Write out exactly, with no other output, the lines below from the one that contains "Transcribe the text in this document." through the end.

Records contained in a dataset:
-----

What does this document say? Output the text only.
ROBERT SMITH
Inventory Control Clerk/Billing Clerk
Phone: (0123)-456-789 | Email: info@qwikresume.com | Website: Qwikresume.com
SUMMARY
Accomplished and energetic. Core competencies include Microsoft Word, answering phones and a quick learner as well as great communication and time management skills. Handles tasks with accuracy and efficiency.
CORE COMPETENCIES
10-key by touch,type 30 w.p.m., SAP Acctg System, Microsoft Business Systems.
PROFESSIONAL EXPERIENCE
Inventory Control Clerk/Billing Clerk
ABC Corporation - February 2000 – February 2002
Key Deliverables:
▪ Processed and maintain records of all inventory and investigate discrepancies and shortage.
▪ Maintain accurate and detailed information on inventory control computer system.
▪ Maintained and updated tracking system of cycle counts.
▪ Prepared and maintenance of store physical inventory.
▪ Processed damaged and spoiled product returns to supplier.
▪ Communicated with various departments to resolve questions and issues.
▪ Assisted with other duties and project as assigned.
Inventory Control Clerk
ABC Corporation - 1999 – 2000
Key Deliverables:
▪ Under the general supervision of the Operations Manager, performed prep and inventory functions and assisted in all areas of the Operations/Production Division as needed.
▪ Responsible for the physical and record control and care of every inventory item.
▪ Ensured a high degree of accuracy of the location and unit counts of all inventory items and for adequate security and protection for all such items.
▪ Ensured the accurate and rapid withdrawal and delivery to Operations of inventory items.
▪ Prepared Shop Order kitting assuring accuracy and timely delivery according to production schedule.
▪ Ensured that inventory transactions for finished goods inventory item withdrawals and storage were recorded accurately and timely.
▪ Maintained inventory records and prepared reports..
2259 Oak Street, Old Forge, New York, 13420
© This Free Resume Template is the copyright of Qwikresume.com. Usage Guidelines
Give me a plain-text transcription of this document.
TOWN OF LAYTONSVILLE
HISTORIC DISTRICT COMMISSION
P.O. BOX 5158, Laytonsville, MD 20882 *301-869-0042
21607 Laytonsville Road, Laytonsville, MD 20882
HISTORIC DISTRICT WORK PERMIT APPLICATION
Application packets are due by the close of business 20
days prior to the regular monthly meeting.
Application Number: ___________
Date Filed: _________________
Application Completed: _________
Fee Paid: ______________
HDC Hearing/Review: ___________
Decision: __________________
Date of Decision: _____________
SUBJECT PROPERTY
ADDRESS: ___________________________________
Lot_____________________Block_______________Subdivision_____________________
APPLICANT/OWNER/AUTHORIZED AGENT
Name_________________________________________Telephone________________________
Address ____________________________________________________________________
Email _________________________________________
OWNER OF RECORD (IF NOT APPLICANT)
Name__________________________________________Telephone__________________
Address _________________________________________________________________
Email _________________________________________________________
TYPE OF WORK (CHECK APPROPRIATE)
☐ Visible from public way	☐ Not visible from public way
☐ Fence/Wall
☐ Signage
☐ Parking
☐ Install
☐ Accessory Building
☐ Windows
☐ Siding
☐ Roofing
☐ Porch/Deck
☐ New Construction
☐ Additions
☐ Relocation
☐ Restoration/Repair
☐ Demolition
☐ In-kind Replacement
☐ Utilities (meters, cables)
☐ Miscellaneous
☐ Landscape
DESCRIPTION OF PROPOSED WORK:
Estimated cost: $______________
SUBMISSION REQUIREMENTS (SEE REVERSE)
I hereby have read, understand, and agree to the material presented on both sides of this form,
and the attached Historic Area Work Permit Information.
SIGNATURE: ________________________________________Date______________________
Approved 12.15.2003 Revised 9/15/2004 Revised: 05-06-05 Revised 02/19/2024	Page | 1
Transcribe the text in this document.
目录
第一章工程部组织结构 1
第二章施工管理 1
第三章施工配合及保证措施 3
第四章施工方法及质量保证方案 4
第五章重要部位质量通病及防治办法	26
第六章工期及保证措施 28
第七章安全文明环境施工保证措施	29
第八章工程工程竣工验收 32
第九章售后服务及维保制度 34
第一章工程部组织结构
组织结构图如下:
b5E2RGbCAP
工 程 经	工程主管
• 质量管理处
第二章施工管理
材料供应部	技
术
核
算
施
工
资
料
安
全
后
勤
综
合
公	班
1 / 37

-----

SOLUTION BELOW>
Transcribe the text in this document.
目录
第一章工程部组织结构 1
第二章施工管理 1
第三章施工配合及保证措施 3
第四章施工方法及质量保证方案 4
第五章重要部位质量通病及防治办法	26
第六章工期及保证措施 28
第七章安全文明环境施工保证措施	29
第八章工程工程竣工验收 32
第九章售后服务及维保制度 34
第一章工程部组织结构
组织结构图如下:
b5E2RGbCAP
工 程 经	工程主管
• 质量管理处
第二章施工管理
材料供应部	技
术
核
算
施
工
资
料
安
全
后
勤
综
合
公	班
1 / 37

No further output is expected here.